== Given information

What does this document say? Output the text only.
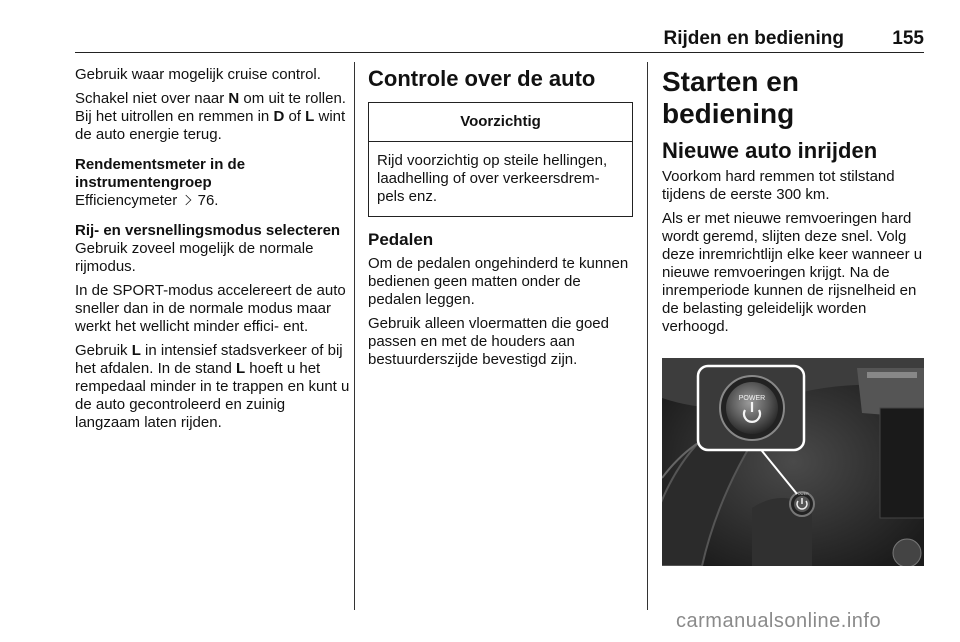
Rijden en bediening	155

Gebruik waar mogelijk cruise control.

Schakel niet over naar N om uit te rollen. Bij het uitrollen en remmen in D of L wint de auto energie terug.

Rendementsmeter in de instrumentengroep

Efficiencymeter  76.

Rij- en versnellingsmodus selecteren

Gebruik zoveel mogelijk de normale rijmodus.

In de SPORT-modus accelereert de auto sneller dan in de normale modus maar werkt het wellicht minder effici- ent.

Gebruik L in intensief stadsverkeer of bij het afdalen. In de stand L hoeft u het rempedaal minder in te trappen en kunt u de auto gecontroleerd en zuinig langzaam laten rijden.

Controle over de auto
Voorzichtig
Rijd voorzichtig op steile hellingen, laadhelling of over verkeersdrem- pels enz.
Pedalen

Om de pedalen ongehinderd te kunnen bedienen geen matten onder de pedalen leggen.

Gebruik alleen vloermatten die goed passen en met de houders aan bestuurderszijde bevestigd zijn.

Starten en bediening
Nieuwe auto inrijden

Voorkom hard remmen tot stilstand tijdens de eerste 300 km.

Als er met nieuwe remvoeringen hard wordt geremd, slijten deze snel. Volg deze inremrichtlijn elke keer wanneer u nieuwe remvoeringen krijgt. Na de inremperiode kunnen de rijsnelheid en de belasting geleidelijk worden verhoogd.

POWER
POWER
carmanualsonline.info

====

Aim of the exercise: Output each line exactly; omit every picture.

Solution to this problem:
What does this document say? Output the text only.
Rijden en bediening	155

Gebruik waar mogelijk cruise control.

Schakel niet over naar N om uit te rollen. Bij het uitrollen en remmen in D of L wint de auto energie terug.

Rendementsmeter in de instrumentengroep

Efficiencymeter  76.

Rij- en versnellingsmodus selecteren

Gebruik zoveel mogelijk de normale rijmodus.

In de SPORT-modus accelereert de auto sneller dan in de normale modus maar werkt het wellicht minder effici- ent.

Gebruik L in intensief stadsverkeer of bij het afdalen. In de stand L hoeft u het rempedaal minder in te trappen en kunt u de auto gecontroleerd en zuinig langzaam laten rijden.

Controle over de auto
Voorzichtig
Rijd voorzichtig op steile hellingen, laadhelling of over verkeersdrem- pels enz.
Pedalen

Om de pedalen ongehinderd te kunnen bedienen geen matten onder de pedalen leggen.

Gebruik alleen vloermatten die goed passen en met de houders aan bestuurderszijde bevestigd zijn.

Starten en bediening
Nieuwe auto inrijden

Voorkom hard remmen tot stilstand tijdens de eerste 300 km.

Als er met nieuwe remvoeringen hard wordt geremd, slijten deze snel. Volg deze inremrichtlijn elke keer wanneer u nieuwe remvoeringen krijgt. Na de inremperiode kunnen de rijsnelheid en de belasting geleidelijk worden verhoogd.

POWER
POWER
carmanualsonline.info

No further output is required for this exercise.